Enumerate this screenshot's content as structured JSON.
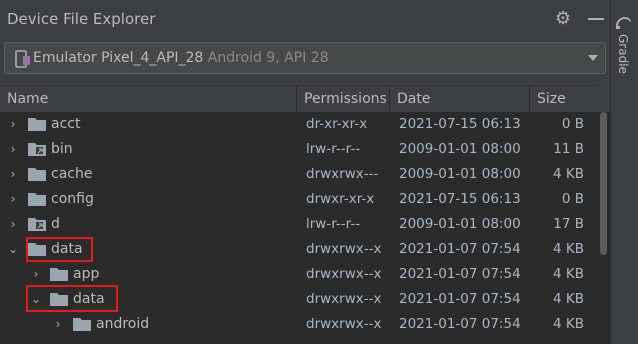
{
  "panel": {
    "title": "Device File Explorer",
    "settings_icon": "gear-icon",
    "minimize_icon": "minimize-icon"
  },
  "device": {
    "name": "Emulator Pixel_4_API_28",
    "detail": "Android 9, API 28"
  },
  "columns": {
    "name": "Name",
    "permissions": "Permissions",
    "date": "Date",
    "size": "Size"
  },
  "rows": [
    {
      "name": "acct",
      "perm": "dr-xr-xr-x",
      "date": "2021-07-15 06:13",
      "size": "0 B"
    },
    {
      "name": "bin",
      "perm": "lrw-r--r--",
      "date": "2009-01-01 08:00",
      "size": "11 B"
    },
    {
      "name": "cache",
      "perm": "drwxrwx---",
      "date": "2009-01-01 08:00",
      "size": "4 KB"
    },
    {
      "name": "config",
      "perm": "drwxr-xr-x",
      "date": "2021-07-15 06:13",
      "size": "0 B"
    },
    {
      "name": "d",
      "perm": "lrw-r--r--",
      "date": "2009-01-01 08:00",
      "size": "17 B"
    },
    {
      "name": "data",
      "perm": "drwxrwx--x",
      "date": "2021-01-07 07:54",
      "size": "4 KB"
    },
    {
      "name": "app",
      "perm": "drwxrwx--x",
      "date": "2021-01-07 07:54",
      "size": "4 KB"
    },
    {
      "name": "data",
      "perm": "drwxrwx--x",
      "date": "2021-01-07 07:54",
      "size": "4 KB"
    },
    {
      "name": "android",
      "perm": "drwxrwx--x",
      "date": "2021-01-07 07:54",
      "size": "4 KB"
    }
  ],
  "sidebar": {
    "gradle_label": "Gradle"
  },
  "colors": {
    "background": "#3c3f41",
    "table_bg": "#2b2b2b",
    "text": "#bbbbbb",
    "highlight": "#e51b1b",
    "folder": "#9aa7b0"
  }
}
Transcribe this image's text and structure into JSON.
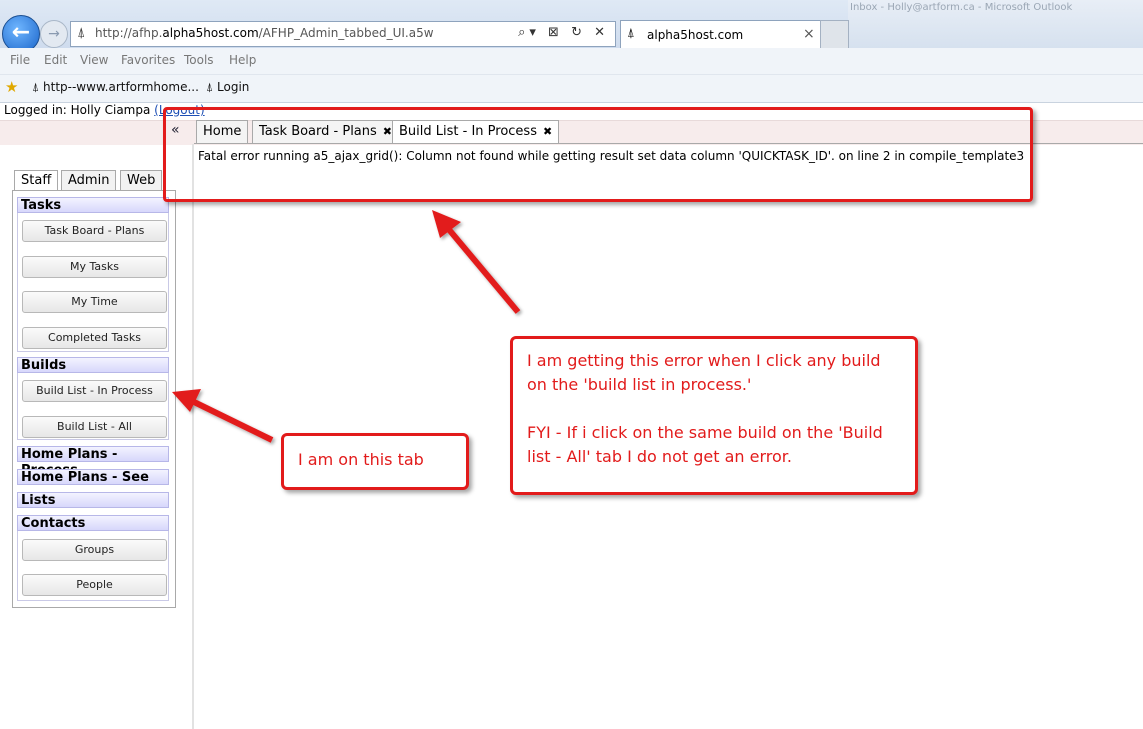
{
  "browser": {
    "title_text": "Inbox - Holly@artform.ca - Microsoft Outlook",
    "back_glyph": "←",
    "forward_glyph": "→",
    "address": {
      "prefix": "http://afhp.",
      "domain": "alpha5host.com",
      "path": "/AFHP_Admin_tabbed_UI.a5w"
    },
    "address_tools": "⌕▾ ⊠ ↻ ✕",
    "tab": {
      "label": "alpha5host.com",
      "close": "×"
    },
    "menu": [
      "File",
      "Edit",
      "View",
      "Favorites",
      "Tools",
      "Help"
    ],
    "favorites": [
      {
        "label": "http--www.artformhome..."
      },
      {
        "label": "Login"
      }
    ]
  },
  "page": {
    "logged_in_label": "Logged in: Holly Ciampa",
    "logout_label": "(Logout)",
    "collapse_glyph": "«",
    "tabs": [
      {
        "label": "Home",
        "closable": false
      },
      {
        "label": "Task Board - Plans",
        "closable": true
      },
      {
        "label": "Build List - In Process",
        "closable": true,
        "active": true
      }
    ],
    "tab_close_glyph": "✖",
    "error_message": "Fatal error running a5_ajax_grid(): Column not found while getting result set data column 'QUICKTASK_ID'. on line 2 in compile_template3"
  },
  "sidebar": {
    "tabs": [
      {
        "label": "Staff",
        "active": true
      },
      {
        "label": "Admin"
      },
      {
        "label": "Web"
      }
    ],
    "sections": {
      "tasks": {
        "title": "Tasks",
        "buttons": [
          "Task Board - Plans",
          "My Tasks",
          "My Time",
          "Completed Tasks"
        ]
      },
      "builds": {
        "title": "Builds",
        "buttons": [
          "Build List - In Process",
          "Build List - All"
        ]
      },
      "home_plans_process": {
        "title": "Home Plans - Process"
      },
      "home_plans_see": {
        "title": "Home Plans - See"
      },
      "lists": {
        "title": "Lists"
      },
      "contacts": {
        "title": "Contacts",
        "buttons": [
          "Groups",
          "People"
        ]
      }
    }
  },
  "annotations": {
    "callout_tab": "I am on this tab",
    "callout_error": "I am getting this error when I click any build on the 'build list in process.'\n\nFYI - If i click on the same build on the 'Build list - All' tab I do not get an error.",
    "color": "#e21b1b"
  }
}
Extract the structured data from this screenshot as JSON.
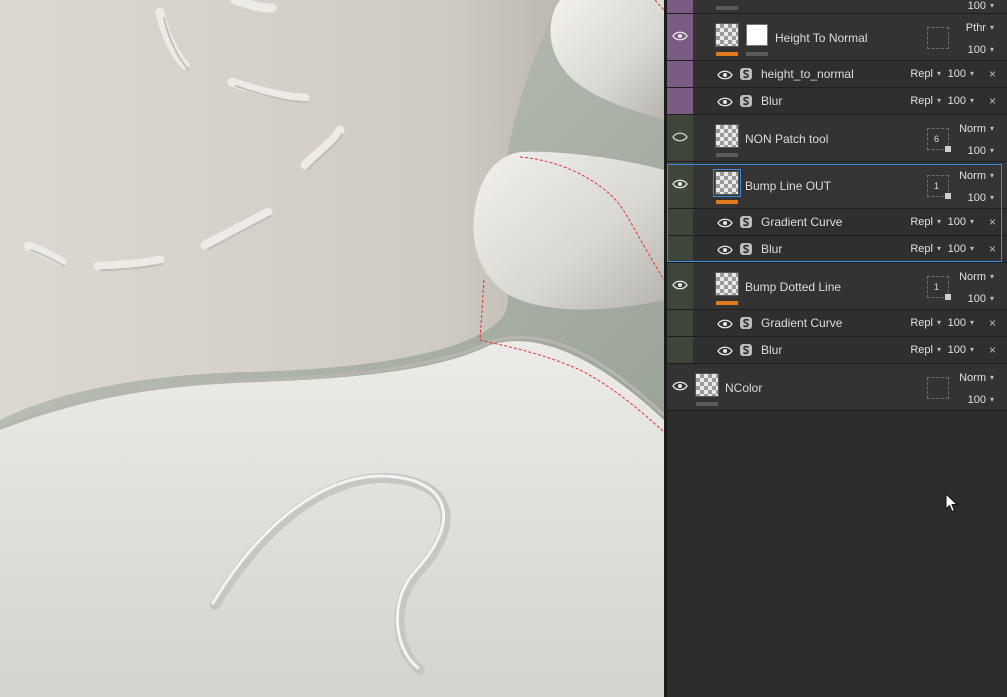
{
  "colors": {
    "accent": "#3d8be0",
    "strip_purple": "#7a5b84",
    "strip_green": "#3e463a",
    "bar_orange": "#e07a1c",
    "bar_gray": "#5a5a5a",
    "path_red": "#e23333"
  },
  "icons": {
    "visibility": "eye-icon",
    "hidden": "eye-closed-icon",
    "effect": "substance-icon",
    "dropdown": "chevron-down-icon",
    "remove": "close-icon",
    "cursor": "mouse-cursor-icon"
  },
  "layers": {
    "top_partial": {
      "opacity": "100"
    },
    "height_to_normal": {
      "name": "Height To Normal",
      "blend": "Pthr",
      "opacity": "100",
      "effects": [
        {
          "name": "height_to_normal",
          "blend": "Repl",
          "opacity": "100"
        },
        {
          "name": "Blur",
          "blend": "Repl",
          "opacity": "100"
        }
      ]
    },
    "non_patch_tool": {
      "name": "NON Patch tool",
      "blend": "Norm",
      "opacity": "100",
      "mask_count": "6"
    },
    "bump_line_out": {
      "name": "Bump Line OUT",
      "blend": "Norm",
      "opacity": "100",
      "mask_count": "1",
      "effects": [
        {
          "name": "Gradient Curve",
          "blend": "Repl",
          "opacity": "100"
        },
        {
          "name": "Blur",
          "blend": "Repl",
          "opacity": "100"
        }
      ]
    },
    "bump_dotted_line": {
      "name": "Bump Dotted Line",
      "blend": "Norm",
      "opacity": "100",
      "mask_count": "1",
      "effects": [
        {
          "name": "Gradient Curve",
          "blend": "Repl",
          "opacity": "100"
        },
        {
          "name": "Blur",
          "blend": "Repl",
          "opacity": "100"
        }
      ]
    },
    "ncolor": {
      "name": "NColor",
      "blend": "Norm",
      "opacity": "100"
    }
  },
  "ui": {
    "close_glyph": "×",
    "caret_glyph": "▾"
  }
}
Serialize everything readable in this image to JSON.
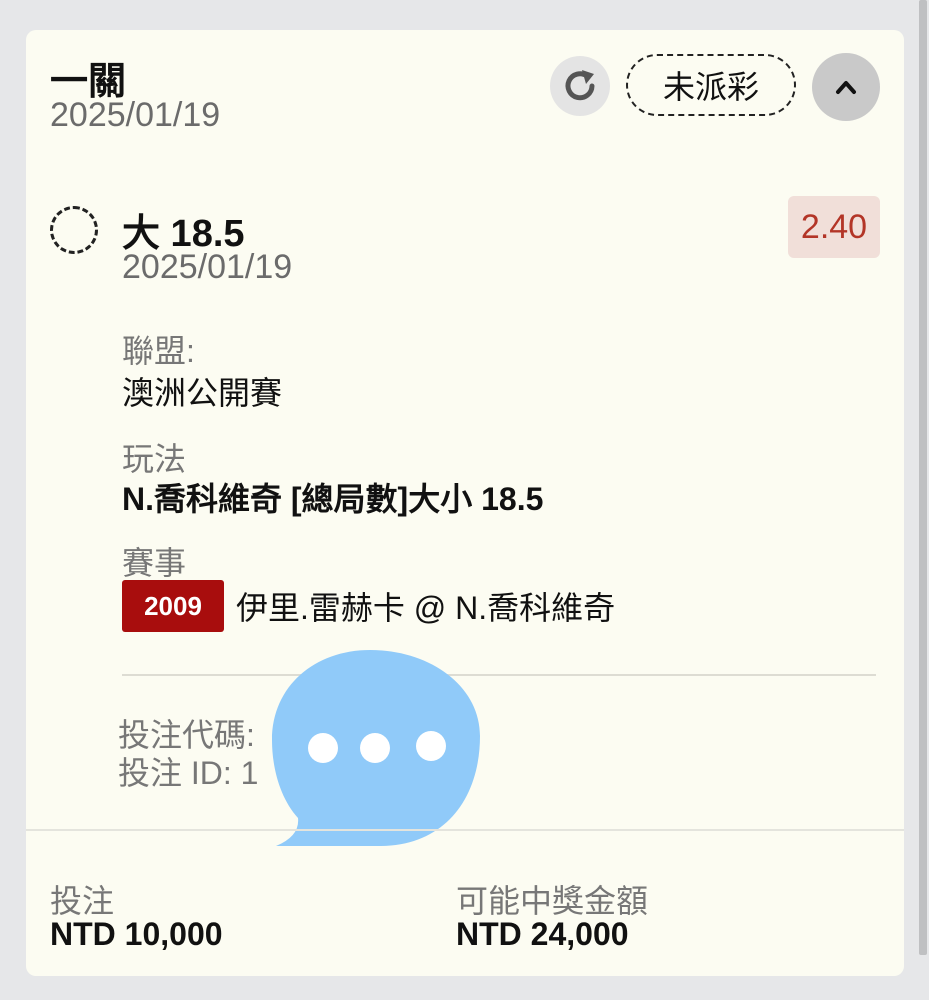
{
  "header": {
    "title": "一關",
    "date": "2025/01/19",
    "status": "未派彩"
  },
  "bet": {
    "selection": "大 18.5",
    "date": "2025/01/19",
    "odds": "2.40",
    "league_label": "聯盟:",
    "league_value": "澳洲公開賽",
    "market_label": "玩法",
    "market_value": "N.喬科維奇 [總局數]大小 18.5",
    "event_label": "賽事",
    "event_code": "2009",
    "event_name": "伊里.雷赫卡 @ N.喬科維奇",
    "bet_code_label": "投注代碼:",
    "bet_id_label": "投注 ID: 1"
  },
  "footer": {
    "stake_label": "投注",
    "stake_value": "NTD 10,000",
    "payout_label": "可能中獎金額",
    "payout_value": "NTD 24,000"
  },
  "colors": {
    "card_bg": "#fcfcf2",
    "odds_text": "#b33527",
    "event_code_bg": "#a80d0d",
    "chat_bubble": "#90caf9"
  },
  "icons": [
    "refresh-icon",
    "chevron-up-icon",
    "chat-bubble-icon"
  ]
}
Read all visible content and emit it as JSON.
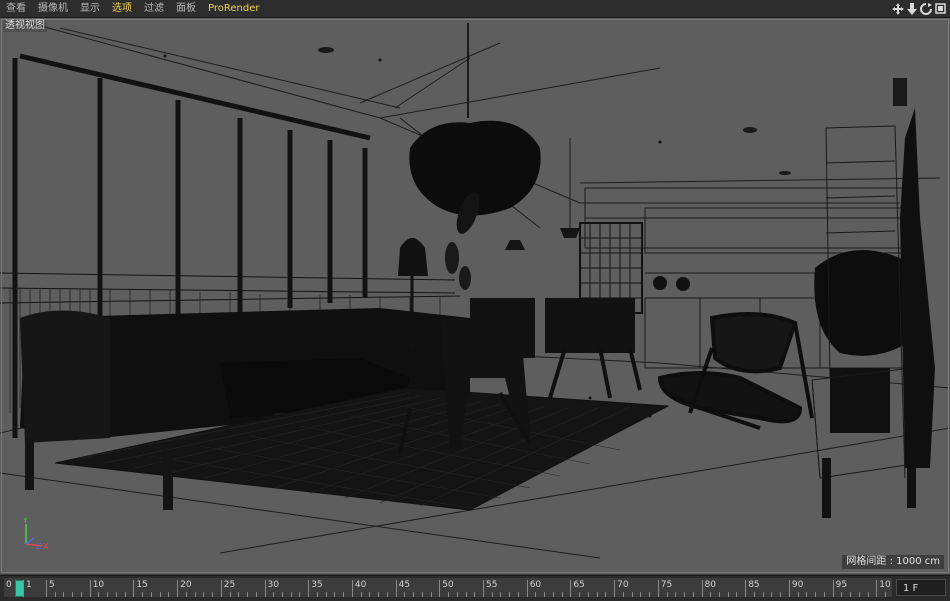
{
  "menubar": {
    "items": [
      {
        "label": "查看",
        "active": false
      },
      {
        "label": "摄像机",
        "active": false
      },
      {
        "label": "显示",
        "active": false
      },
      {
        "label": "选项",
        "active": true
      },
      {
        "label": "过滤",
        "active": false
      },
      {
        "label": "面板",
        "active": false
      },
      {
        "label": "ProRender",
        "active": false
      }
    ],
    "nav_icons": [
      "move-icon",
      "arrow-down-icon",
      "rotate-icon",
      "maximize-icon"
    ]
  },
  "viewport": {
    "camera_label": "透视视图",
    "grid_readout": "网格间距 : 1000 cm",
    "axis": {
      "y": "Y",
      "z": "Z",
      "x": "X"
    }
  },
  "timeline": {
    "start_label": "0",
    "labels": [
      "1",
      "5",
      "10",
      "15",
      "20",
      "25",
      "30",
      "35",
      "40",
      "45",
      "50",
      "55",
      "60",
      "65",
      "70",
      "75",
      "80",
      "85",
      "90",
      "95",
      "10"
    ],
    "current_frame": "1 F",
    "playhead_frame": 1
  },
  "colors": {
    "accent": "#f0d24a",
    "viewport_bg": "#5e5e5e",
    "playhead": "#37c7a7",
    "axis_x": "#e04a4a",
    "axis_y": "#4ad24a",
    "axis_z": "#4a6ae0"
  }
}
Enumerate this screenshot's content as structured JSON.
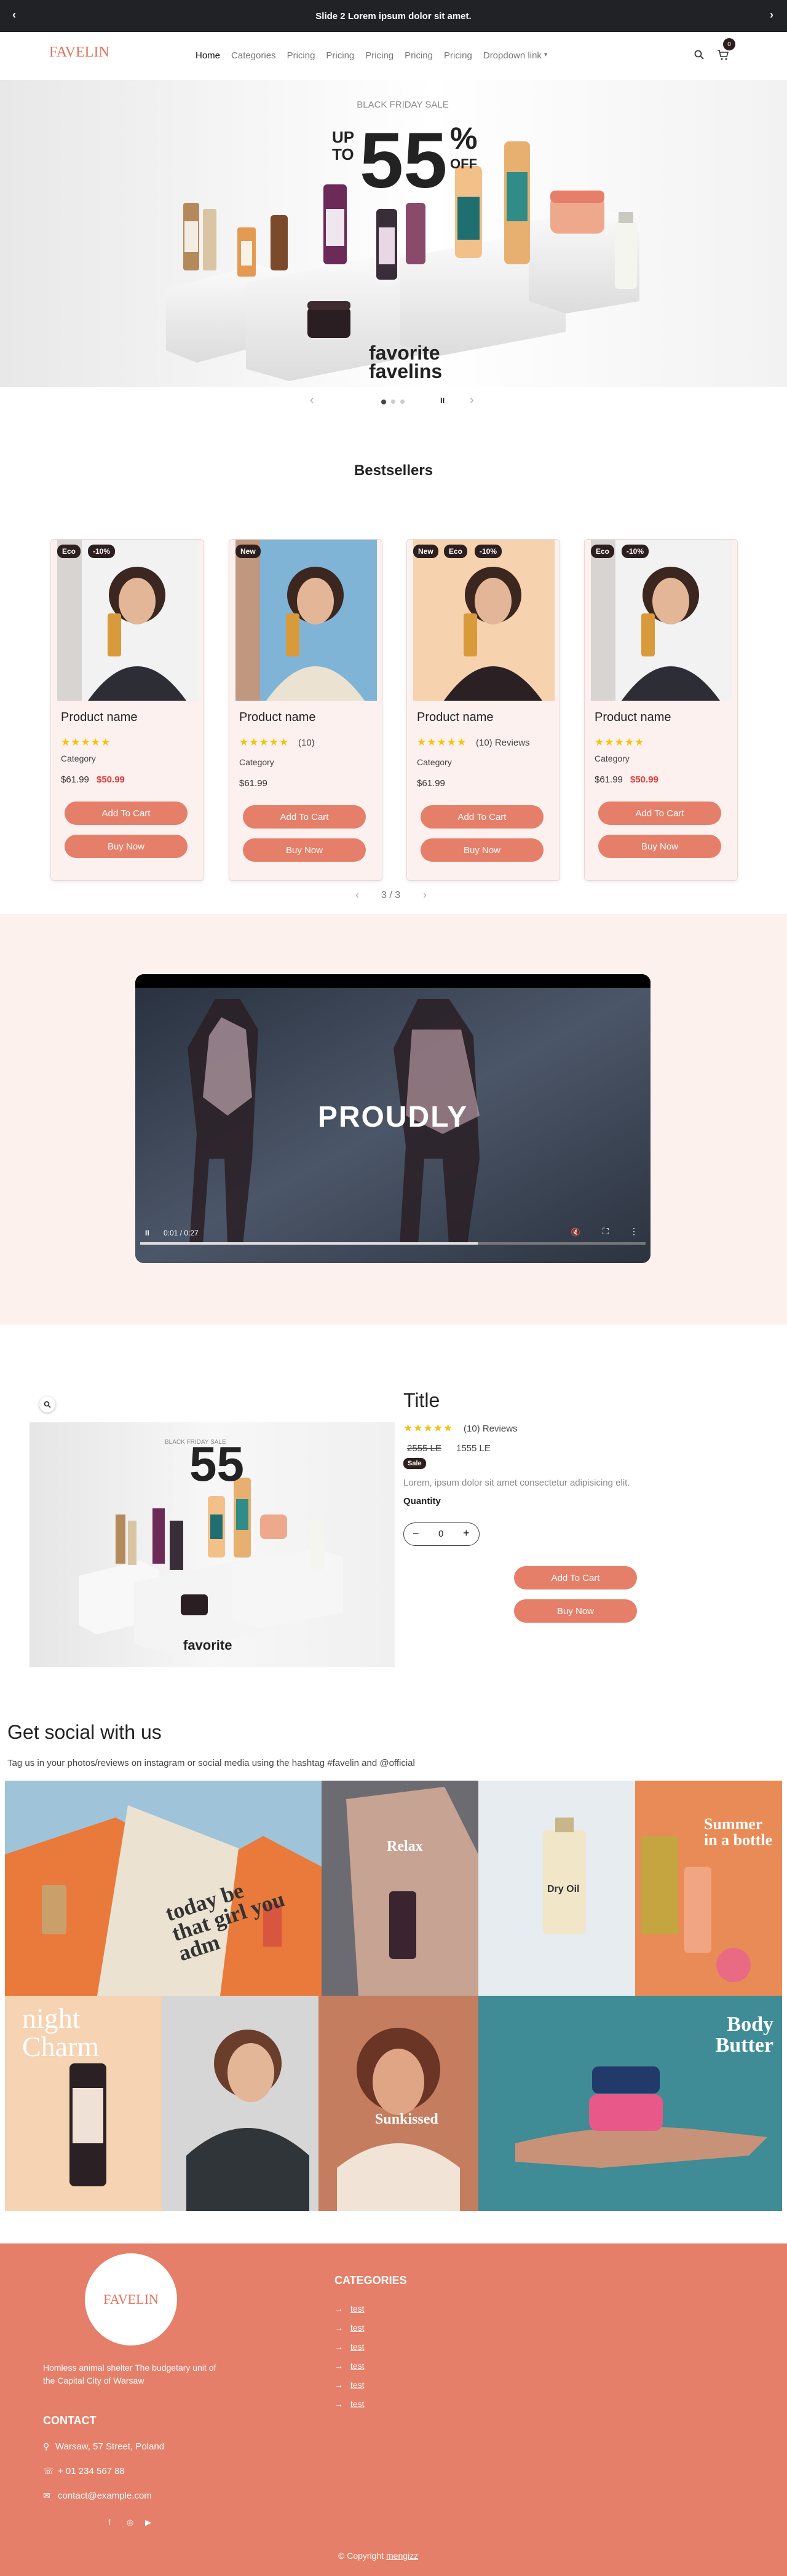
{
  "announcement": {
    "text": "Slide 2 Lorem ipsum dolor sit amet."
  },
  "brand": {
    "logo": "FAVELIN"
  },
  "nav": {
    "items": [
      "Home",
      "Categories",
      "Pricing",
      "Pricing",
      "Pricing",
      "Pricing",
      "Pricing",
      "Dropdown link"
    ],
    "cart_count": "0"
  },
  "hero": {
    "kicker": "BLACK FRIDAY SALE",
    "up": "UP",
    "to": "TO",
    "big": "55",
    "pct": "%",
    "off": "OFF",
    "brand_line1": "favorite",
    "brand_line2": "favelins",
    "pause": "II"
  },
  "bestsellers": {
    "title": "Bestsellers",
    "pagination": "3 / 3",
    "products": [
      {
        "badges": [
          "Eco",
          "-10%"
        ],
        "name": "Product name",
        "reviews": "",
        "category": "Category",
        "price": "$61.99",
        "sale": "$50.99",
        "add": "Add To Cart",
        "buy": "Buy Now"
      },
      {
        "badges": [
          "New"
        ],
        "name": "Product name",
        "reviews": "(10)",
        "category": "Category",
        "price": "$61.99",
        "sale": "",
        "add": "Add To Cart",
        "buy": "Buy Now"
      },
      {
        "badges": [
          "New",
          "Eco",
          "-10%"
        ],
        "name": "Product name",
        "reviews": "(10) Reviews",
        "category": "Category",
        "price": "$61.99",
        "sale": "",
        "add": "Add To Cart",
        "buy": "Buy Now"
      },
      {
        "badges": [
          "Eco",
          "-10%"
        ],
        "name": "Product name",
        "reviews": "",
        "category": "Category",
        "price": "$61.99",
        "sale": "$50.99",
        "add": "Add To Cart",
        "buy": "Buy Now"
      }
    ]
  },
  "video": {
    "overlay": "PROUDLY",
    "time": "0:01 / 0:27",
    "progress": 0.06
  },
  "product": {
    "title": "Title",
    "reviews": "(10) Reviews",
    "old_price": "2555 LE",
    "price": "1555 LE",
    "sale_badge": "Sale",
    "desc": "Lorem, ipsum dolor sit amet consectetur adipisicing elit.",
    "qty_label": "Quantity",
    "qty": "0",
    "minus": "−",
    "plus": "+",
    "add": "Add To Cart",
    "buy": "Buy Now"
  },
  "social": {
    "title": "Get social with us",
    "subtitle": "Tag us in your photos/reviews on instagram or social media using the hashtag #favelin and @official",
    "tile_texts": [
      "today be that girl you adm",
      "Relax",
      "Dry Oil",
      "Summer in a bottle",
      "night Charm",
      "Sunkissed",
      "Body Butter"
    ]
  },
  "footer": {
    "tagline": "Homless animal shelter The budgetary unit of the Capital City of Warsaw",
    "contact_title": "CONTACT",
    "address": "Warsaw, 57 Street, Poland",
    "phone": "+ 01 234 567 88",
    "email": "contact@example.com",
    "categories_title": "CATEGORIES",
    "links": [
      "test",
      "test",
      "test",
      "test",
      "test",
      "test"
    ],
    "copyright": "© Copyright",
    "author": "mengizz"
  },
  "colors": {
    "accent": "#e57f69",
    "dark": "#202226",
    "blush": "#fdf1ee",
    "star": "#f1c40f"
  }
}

Aim of the task
Provide only the number of lines in the entries that hold the word "accent".

Expected answer
3